[Chart and figure data]
____

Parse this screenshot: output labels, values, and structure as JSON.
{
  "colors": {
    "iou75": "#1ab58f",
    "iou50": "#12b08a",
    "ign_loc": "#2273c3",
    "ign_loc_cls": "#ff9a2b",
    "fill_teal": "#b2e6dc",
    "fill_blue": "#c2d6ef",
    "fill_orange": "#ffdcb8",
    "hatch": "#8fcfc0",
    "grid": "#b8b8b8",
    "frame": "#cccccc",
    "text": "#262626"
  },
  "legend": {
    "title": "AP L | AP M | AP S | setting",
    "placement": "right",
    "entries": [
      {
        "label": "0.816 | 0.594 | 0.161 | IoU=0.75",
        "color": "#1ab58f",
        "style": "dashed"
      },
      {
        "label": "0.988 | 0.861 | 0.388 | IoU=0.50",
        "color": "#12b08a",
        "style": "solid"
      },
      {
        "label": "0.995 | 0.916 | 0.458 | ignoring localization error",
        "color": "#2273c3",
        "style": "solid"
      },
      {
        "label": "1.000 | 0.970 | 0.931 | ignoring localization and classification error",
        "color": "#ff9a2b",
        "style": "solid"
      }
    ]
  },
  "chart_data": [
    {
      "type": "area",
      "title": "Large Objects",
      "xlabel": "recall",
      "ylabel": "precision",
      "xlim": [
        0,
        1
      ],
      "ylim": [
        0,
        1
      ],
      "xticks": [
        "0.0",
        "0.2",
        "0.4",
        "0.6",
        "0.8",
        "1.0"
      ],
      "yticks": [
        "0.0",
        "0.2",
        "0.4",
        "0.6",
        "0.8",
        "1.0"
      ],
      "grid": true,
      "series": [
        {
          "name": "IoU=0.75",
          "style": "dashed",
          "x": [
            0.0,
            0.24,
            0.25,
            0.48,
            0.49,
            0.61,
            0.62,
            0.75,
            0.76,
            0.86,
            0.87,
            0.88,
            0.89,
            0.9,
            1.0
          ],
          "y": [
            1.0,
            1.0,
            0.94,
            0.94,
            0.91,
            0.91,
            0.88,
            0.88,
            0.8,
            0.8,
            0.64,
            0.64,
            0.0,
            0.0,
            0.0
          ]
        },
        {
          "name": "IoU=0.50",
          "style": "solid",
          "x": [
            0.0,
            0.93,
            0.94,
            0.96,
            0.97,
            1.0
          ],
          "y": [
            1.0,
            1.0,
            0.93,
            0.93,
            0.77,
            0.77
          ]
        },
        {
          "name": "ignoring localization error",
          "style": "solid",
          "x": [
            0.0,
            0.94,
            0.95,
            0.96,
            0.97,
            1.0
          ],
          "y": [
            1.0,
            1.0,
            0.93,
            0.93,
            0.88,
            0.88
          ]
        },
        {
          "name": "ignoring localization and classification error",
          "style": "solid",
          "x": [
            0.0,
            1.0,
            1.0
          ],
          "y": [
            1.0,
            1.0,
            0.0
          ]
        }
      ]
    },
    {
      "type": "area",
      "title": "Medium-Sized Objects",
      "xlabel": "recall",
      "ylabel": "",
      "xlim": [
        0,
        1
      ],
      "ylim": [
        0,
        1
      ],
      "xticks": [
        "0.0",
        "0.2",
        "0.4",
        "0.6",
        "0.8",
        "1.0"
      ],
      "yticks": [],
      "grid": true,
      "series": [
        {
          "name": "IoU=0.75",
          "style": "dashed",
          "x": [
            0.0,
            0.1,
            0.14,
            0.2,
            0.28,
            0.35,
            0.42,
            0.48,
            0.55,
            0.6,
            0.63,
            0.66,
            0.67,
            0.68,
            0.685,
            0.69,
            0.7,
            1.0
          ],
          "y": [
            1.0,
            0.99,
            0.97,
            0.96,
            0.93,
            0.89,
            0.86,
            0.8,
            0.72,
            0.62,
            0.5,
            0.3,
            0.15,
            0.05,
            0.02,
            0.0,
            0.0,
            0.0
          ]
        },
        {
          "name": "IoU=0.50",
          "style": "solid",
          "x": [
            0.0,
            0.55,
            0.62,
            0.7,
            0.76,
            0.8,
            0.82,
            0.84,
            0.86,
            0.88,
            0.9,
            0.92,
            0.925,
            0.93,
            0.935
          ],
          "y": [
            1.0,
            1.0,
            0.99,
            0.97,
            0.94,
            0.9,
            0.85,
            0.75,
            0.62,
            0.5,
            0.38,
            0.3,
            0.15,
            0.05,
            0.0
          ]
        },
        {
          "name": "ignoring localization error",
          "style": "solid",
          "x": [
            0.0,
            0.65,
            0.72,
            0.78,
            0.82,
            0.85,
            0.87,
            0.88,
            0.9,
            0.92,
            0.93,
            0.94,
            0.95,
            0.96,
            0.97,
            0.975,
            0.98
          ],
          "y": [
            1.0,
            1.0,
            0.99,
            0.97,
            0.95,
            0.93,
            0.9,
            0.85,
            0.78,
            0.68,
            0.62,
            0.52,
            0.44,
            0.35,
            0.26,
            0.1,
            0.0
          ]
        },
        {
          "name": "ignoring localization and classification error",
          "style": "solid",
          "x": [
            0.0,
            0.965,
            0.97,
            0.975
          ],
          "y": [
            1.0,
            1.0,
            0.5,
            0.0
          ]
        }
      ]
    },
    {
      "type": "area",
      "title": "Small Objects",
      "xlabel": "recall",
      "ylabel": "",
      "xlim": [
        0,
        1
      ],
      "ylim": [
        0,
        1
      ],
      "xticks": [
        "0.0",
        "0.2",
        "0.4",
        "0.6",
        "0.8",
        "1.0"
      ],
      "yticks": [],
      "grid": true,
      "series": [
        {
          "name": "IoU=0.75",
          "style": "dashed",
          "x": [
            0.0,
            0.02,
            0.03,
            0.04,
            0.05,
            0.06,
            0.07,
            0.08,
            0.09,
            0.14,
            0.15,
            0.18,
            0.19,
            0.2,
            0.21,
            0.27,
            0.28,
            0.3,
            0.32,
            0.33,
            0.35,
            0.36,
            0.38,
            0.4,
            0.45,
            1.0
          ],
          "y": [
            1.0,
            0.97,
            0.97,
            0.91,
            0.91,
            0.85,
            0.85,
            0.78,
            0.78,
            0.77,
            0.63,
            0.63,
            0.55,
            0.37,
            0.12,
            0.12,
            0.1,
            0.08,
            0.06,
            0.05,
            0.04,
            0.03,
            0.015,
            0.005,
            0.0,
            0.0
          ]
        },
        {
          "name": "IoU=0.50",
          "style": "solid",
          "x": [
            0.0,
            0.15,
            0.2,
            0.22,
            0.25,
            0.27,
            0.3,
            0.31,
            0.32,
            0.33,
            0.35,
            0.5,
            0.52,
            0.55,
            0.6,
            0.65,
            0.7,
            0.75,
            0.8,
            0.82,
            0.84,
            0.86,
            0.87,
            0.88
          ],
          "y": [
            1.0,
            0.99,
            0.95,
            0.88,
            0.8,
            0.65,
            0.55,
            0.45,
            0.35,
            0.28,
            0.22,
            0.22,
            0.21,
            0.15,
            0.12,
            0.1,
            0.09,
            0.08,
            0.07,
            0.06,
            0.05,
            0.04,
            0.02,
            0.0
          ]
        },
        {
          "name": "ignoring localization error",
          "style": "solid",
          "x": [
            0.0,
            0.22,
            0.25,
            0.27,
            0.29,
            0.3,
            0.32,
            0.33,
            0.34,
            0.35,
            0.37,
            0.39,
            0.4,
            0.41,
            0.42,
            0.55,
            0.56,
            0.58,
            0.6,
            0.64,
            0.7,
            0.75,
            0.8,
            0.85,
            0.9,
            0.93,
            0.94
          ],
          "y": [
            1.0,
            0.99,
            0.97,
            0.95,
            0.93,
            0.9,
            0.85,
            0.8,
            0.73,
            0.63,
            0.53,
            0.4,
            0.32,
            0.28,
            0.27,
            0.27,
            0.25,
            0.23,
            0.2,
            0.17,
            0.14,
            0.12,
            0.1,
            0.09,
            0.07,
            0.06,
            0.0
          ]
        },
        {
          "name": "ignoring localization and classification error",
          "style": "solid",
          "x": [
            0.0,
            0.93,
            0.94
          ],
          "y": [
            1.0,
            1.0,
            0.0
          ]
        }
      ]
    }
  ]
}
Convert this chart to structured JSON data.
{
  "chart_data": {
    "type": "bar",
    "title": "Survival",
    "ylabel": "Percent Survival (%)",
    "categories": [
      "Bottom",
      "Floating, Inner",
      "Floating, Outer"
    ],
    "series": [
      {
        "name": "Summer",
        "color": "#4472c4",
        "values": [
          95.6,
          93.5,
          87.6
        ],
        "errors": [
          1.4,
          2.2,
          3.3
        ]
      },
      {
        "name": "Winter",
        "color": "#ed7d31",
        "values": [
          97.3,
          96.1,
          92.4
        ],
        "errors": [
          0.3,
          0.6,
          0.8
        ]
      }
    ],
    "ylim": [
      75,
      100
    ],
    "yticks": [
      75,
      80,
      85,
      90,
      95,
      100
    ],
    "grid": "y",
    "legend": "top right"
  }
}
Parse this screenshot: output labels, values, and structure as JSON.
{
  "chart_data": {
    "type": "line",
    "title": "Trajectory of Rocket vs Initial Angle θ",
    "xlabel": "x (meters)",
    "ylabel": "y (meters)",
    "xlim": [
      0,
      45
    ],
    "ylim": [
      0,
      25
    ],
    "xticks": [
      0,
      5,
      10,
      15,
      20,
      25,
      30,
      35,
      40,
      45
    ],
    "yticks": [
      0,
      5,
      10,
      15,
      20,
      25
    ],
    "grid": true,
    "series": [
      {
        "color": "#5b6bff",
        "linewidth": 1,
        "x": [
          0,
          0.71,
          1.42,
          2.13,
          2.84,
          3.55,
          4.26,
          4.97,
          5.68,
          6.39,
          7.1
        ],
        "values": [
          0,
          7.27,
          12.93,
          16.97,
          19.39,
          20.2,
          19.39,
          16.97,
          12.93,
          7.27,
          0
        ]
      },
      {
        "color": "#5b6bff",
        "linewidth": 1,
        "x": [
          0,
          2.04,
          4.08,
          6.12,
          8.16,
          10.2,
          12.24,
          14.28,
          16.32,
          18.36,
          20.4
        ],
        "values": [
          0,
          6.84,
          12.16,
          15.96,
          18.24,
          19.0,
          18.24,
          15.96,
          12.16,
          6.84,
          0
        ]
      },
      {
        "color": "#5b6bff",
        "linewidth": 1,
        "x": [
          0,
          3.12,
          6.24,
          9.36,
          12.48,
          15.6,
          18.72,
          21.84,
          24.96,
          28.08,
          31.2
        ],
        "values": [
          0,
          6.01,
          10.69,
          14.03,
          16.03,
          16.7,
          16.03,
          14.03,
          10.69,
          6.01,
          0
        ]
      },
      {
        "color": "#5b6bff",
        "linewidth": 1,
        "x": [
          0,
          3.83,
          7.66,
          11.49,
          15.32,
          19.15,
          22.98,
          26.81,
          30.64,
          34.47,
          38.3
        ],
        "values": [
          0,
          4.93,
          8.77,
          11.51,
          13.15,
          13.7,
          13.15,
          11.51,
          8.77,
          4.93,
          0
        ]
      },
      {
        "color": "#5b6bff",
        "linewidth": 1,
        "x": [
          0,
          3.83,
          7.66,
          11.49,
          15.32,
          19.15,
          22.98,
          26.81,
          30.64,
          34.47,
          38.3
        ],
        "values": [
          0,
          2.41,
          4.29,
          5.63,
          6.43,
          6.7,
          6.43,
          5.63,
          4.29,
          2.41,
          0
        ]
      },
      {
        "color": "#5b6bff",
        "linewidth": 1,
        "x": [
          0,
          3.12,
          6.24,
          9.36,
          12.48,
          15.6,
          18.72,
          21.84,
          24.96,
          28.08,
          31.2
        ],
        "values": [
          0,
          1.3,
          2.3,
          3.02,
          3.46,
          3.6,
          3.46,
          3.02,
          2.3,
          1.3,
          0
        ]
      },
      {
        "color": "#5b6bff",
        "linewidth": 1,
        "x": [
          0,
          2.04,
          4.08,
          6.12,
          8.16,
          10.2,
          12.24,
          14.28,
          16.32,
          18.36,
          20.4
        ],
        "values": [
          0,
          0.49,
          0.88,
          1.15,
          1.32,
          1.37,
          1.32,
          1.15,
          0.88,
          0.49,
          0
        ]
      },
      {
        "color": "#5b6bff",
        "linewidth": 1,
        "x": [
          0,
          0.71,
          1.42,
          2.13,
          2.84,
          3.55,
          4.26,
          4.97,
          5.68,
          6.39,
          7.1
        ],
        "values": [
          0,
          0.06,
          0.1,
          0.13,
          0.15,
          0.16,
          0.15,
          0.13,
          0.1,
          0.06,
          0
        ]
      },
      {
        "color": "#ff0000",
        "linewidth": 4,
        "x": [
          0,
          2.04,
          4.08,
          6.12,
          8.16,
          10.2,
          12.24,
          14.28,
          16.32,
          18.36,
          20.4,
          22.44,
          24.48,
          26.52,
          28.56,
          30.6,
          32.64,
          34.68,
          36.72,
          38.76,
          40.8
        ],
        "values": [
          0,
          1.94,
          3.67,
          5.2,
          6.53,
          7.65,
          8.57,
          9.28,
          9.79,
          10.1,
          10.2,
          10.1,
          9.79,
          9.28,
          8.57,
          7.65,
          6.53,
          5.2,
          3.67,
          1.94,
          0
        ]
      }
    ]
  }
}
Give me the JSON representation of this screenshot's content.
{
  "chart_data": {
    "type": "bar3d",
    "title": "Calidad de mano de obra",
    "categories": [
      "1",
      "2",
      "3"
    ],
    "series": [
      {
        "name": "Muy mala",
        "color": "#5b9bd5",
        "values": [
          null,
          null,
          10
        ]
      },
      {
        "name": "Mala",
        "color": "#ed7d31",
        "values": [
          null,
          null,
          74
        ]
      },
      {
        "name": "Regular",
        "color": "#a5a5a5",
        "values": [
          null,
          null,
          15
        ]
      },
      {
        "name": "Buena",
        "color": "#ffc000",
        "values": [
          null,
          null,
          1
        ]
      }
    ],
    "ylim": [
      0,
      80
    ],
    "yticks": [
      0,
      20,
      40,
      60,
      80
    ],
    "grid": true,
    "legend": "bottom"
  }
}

____

▶ [What to do]
Using the material above, state how many lines include the string "title". Answer with a single number.

▶ [Problem solution]
7